### Records for this exercise ###

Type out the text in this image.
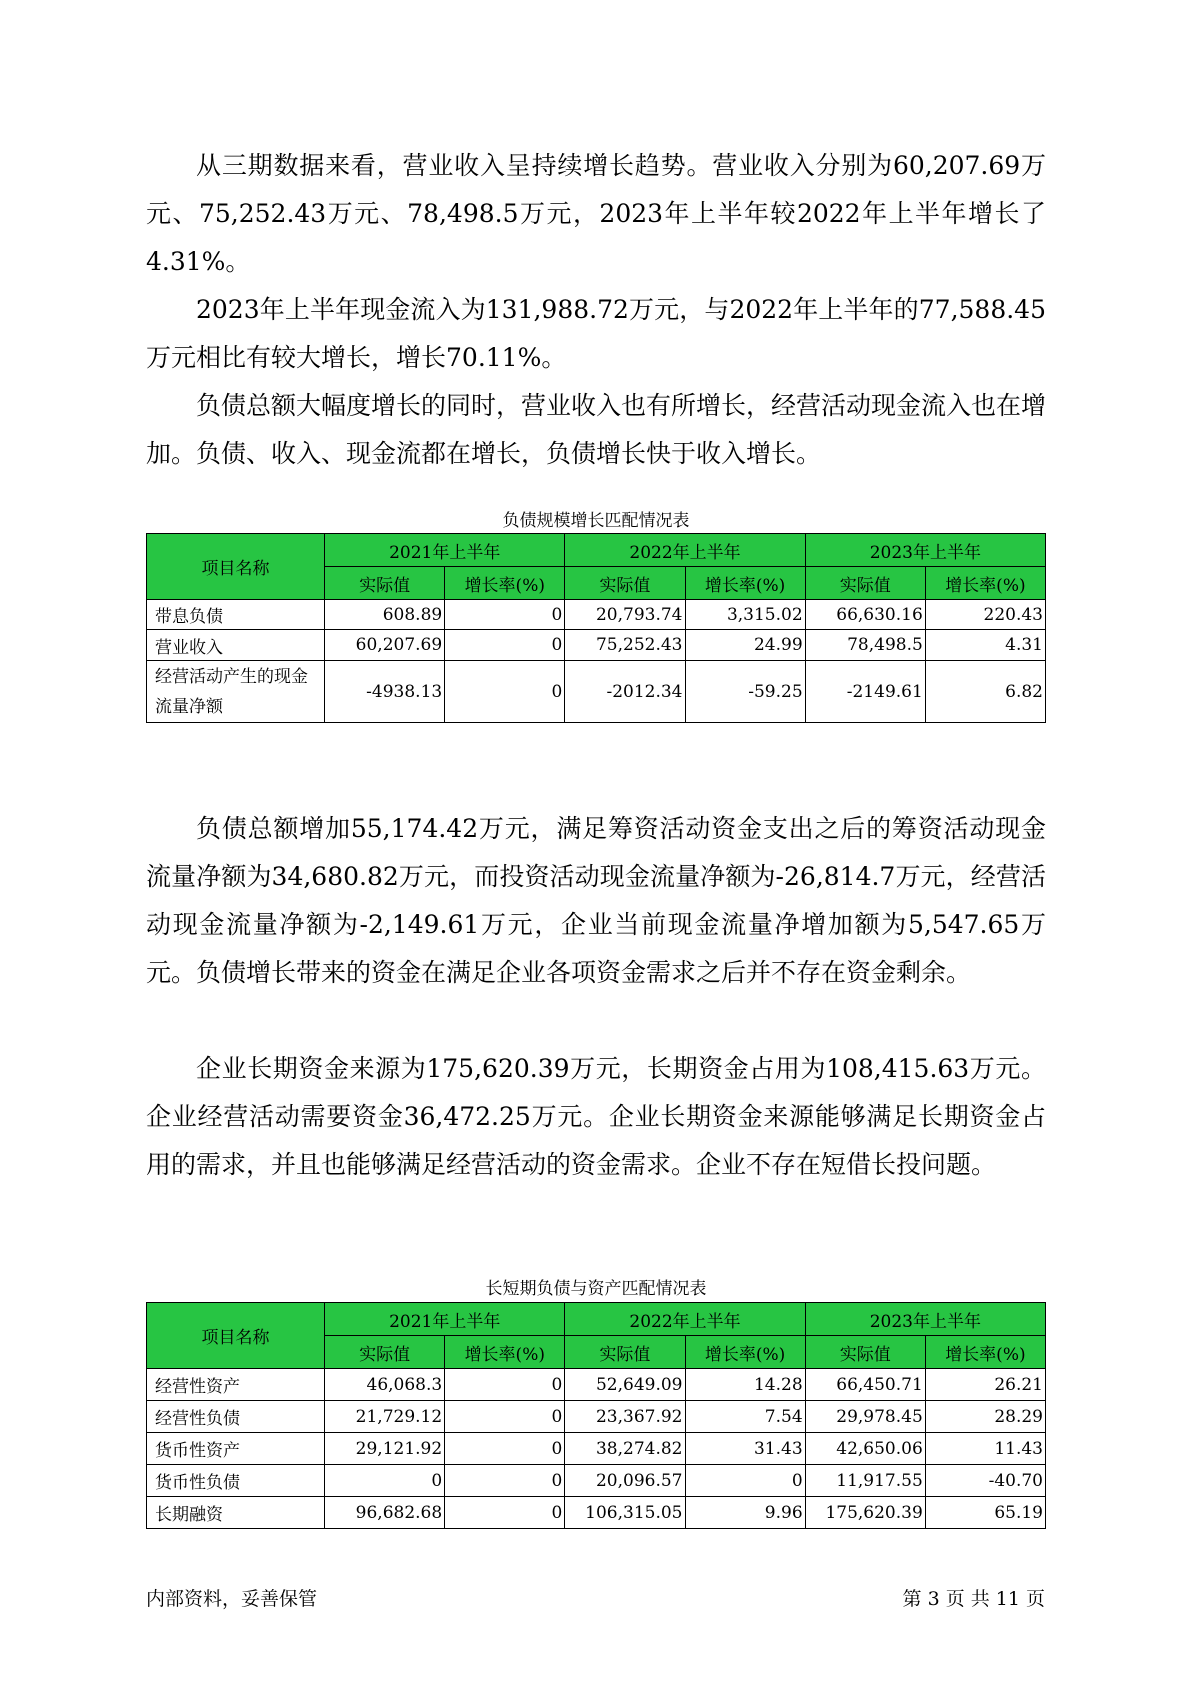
从三期数据来看，营业收入呈持续增长趋势。营业收入分别为60,207.69万元、75,252.43万元、78,498.5万元，2023年上半年较2022年上半年增长了4.31%。

2023年上半年现金流入为131,988.72万元，与2022年上半年的77,588.45万元相比有较大增长，增长70.11%。

负债总额大幅度增长的同时，营业收入也有所增长，经营活动现金流入也在增加。负债、收入、现金流都在增长，负债增长快于收入增长。

负债规模增长匹配情况表

项目名称	2021年上半年		2022年上半年		2023年上半年	
	实际值	增长率(%)	实际值	增长率(%)	实际值	增长率(%)
带息负债	608.89	0	20,793.74	3,315.02	66,630.16	220.43
营业收入	60,207.69	0	75,252.43	24.99	78,498.5	4.31
经营活动产生的现金流量净额	-4938.13	0	-2012.34	-59.25	-2149.61	6.82

负债总额增加55,174.42万元，满足筹资活动资金支出之后的筹资活动现金流量净额为34,680.82万元，而投资活动现金流量净额为-26,814.7万元，经营活动现金流量净额为-2,149.61万元，企业当前现金流量净增加额为5,547.65万元。负债增长带来的资金在满足企业各项资金需求之后并不存在资金剩余。

企业长期资金来源为175,620.39万元，长期资金占用为108,415.63万元。企业经营活动需要资金36,472.25万元。企业长期资金来源能够满足长期资金占用的需求，并且也能够满足经营活动的资金需求。企业不存在短借长投问题。

长短期负债与资产匹配情况表

项目名称	2021年上半年		2022年上半年		2023年上半年	
	实际值	增长率(%)	实际值	增长率(%)	实际值	增长率(%)
经营性资产	46,068.3	0	52,649.09	14.28	66,450.71	26.21
经营性负债	21,729.12	0	23,367.92	7.54	29,978.45	28.29
货币性资产	29,121.92	0	38,274.82	31.43	42,650.06	11.43
货币性负债	0	0	20,096.57	0	11,917.55	-40.70
长期融资	96,682.68	0	106,315.05	9.96	175,620.39	65.19
内部资料，妥善保管	第 3 页 共 11 页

###

Leave out all images, then reproduce the entries above exactly.

Type out the text in this image.
从三期数据来看，营业收入呈持续增长趋势。营业收入分别为60,207.69万元、75,252.43万元、78,498.5万元，2023年上半年较2022年上半年增长了4.31%。

2023年上半年现金流入为131,988.72万元，与2022年上半年的77,588.45万元相比有较大增长，增长70.11%。

负债总额大幅度增长的同时，营业收入也有所增长，经营活动现金流入也在增加。负债、收入、现金流都在增长，负债增长快于收入增长。

负债规模增长匹配情况表

项目名称	2021年上半年		2022年上半年		2023年上半年	
	实际值	增长率(%)	实际值	增长率(%)	实际值	增长率(%)
带息负债	608.89	0	20,793.74	3,315.02	66,630.16	220.43
营业收入	60,207.69	0	75,252.43	24.99	78,498.5	4.31
经营活动产生的现金流量净额	-4938.13	0	-2012.34	-59.25	-2149.61	6.82

负债总额增加55,174.42万元，满足筹资活动资金支出之后的筹资活动现金流量净额为34,680.82万元，而投资活动现金流量净额为-26,814.7万元，经营活动现金流量净额为-2,149.61万元，企业当前现金流量净增加额为5,547.65万元。负债增长带来的资金在满足企业各项资金需求之后并不存在资金剩余。

企业长期资金来源为175,620.39万元，长期资金占用为108,415.63万元。企业经营活动需要资金36,472.25万元。企业长期资金来源能够满足长期资金占用的需求，并且也能够满足经营活动的资金需求。企业不存在短借长投问题。

长短期负债与资产匹配情况表

项目名称	2021年上半年		2022年上半年		2023年上半年	
	实际值	增长率(%)	实际值	增长率(%)	实际值	增长率(%)
经营性资产	46,068.3	0	52,649.09	14.28	66,450.71	26.21
经营性负债	21,729.12	0	23,367.92	7.54	29,978.45	28.29
货币性资产	29,121.92	0	38,274.82	31.43	42,650.06	11.43
货币性负债	0	0	20,096.57	0	11,917.55	-40.70
长期融资	96,682.68	0	106,315.05	9.96	175,620.39	65.19
内部资料，妥善保管	第 3 页 共 11 页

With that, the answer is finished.